Leave the pictures out. Return all other data exactly.

-- Entries shown start --

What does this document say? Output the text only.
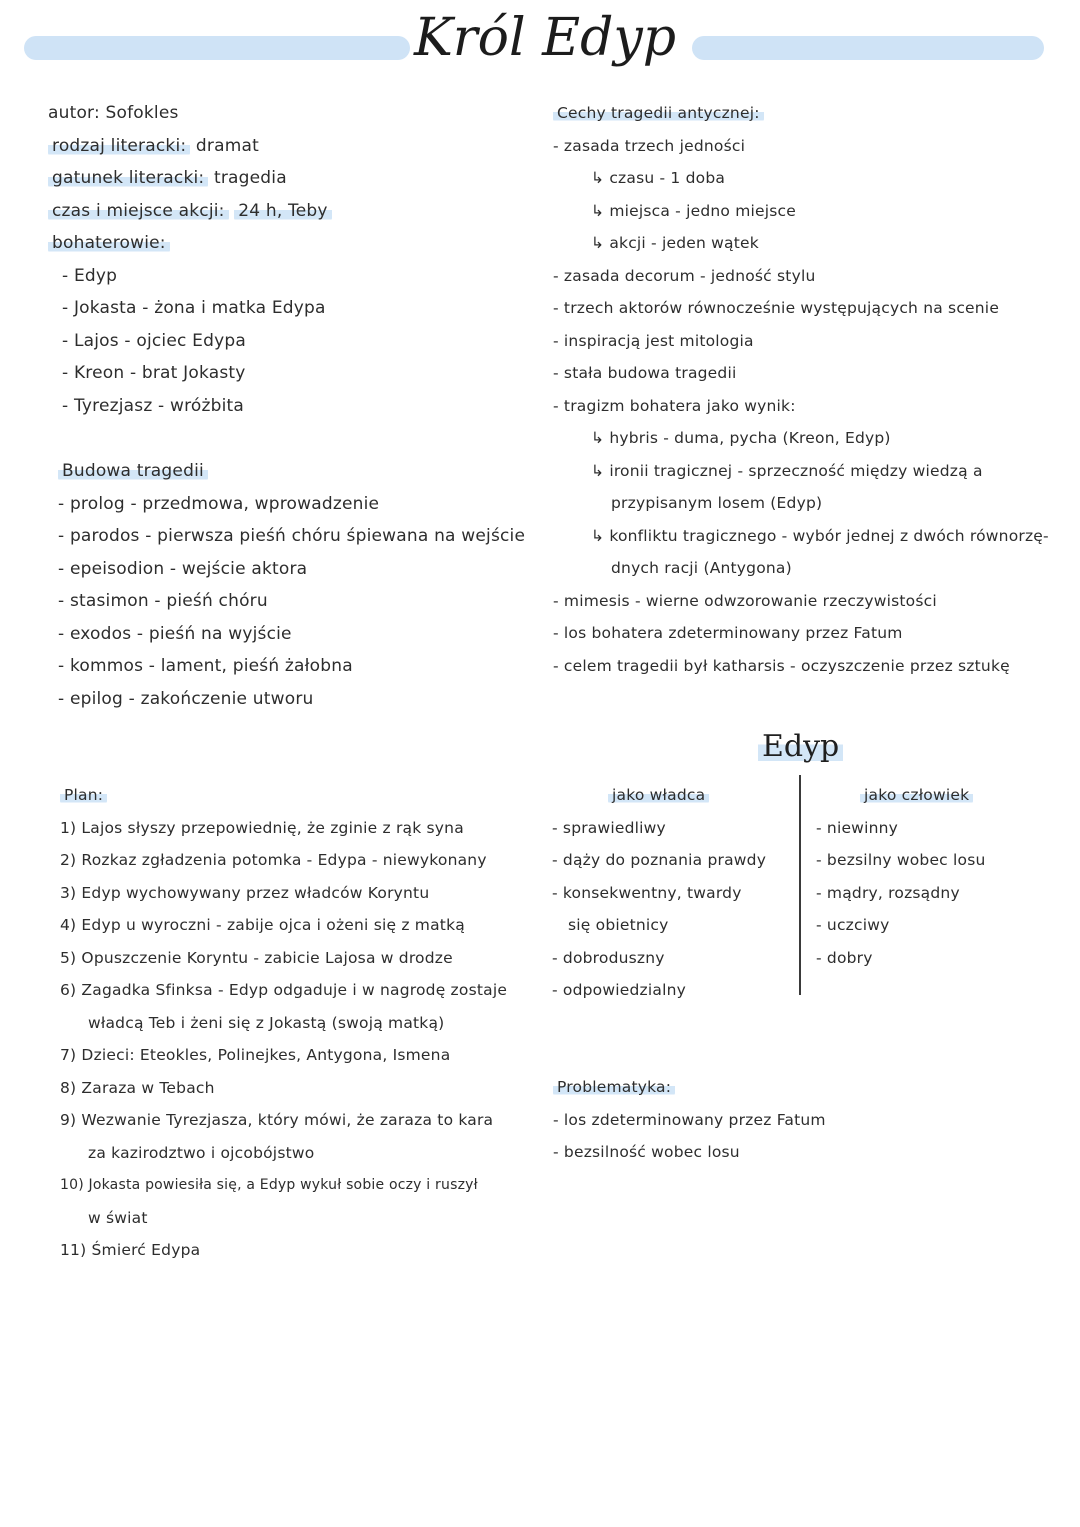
Król Edyp
autor: Sofokles
rodzaj literacki: dramat
gatunek literacki: tragedia
czas i miejsce akcji: 24 h, Teby
bohaterowie:
- Edyp
- Jokasta - żona i matka Edypa
- Lajos - ojciec Edypa
- Kreon - brat Jokasty
- Tyrezjasz - wróżbita
Budowa tragedii
- prolog - przedmowa, wprowadzenie
- parodos - pierwsza pieśń chóru śpiewana na wejście
- epeisodion - wejście aktora
- stasimon - pieśń chóru
- exodos - pieśń na wyjście
- kommos - lament, pieśń żałobna
- epilog - zakończenie utworu
Cechy tragedii antycznej:
- zasada trzech jedności
↳ czasu - 1 doba
↳ miejsca - jedno miejsce
↳ akcji - jeden wątek
- zasada decorum - jedność stylu
- trzech aktorów równocześnie występujących na scenie
- inspiracją jest mitologia
- stała budowa tragedii
- tragizm bohatera jako wynik:
↳ hybris - duma, pycha (Kreon, Edyp)
↳ ironii tragicznej - sprzeczność między wiedzą a
przypisanym losem (Edyp)
↳ konfliktu tragicznego - wybór jednej z dwóch równorzę-
dnych racji (Antygona)
- mimesis - wierne odwzorowanie rzeczywistości
- los bohatera zdeterminowany przez Fatum
- celem tragedii był katharsis - oczyszczenie przez sztukę
Edyp
Plan:
1) Lajos słyszy przepowiednię, że zginie z rąk syna
2) Rozkaz zgładzenia potomka - Edypa - niewykonany
3) Edyp wychowywany przez władców Koryntu
4) Edyp u wyroczni - zabije ojca i ożeni się z matką
5) Opuszczenie Koryntu - zabicie Lajosa w drodze
6) Zagadka Sfinksa - Edyp odgaduje i w nagrodę zostaje
władcą Teb i żeni się z Jokastą (swoją matką)
7) Dzieci: Eteokles, Polinejkes, Antygona, Ismena
8) Zaraza w Tebach
9) Wezwanie Tyrezjasza, który mówi, że zaraza to kara
za kazirodztwo i ojcobójstwo
10) Jokasta powiesiła się, a Edyp wykuł sobie oczy i ruszył
w świat
11) Śmierć Edypa
jako władca
- sprawiedliwy
- dąży do poznania prawdy
- konsekwentny, twardy
się obietnicy
- dobroduszny
- odpowiedzialny
jako człowiek
- niewinny
- bezsilny wobec losu
- mądry, rozsądny
- uczciwy
- dobry
Problematyka:
- los zdeterminowany przez Fatum
- bezsilność wobec losu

-- Entries shown end --

Solution:
What does this document say? Output the text only.
Król Edyp
autor: Sofokles
rodzaj literacki: dramat
gatunek literacki: tragedia
czas i miejsce akcji: 24 h, Teby
bohaterowie:
- Edyp
- Jokasta - żona i matka Edypa
- Lajos - ojciec Edypa
- Kreon - brat Jokasty
- Tyrezjasz - wróżbita
Budowa tragedii
- prolog - przedmowa, wprowadzenie
- parodos - pierwsza pieśń chóru śpiewana na wejście
- epeisodion - wejście aktora
- stasimon - pieśń chóru
- exodos - pieśń na wyjście
- kommos - lament, pieśń żałobna
- epilog - zakończenie utworu
Cechy tragedii antycznej:
- zasada trzech jedności
↳ czasu - 1 doba
↳ miejsca - jedno miejsce
↳ akcji - jeden wątek
- zasada decorum - jedność stylu
- trzech aktorów równocześnie występujących na scenie
- inspiracją jest mitologia
- stała budowa tragedii
- tragizm bohatera jako wynik:
↳ hybris - duma, pycha (Kreon, Edyp)
↳ ironii tragicznej - sprzeczność między wiedzą a
przypisanym losem (Edyp)
↳ konfliktu tragicznego - wybór jednej z dwóch równorzę-
dnych racji (Antygona)
- mimesis - wierne odwzorowanie rzeczywistości
- los bohatera zdeterminowany przez Fatum
- celem tragedii był katharsis - oczyszczenie przez sztukę
Edyp
Plan:
1) Lajos słyszy przepowiednię, że zginie z rąk syna
2) Rozkaz zgładzenia potomka - Edypa - niewykonany
3) Edyp wychowywany przez władców Koryntu
4) Edyp u wyroczni - zabije ojca i ożeni się z matką
5) Opuszczenie Koryntu - zabicie Lajosa w drodze
6) Zagadka Sfinksa - Edyp odgaduje i w nagrodę zostaje
władcą Teb i żeni się z Jokastą (swoją matką)
7) Dzieci: Eteokles, Polinejkes, Antygona, Ismena
8) Zaraza w Tebach
9) Wezwanie Tyrezjasza, który mówi, że zaraza to kara
za kazirodztwo i ojcobójstwo
10) Jokasta powiesiła się, a Edyp wykuł sobie oczy i ruszył
w świat
11) Śmierć Edypa
jako władca
- sprawiedliwy
- dąży do poznania prawdy
- konsekwentny, twardy
się obietnicy
- dobroduszny
- odpowiedzialny
jako człowiek
- niewinny
- bezsilny wobec losu
- mądry, rozsądny
- uczciwy
- dobry
Problematyka:
- los zdeterminowany przez Fatum
- bezsilność wobec losu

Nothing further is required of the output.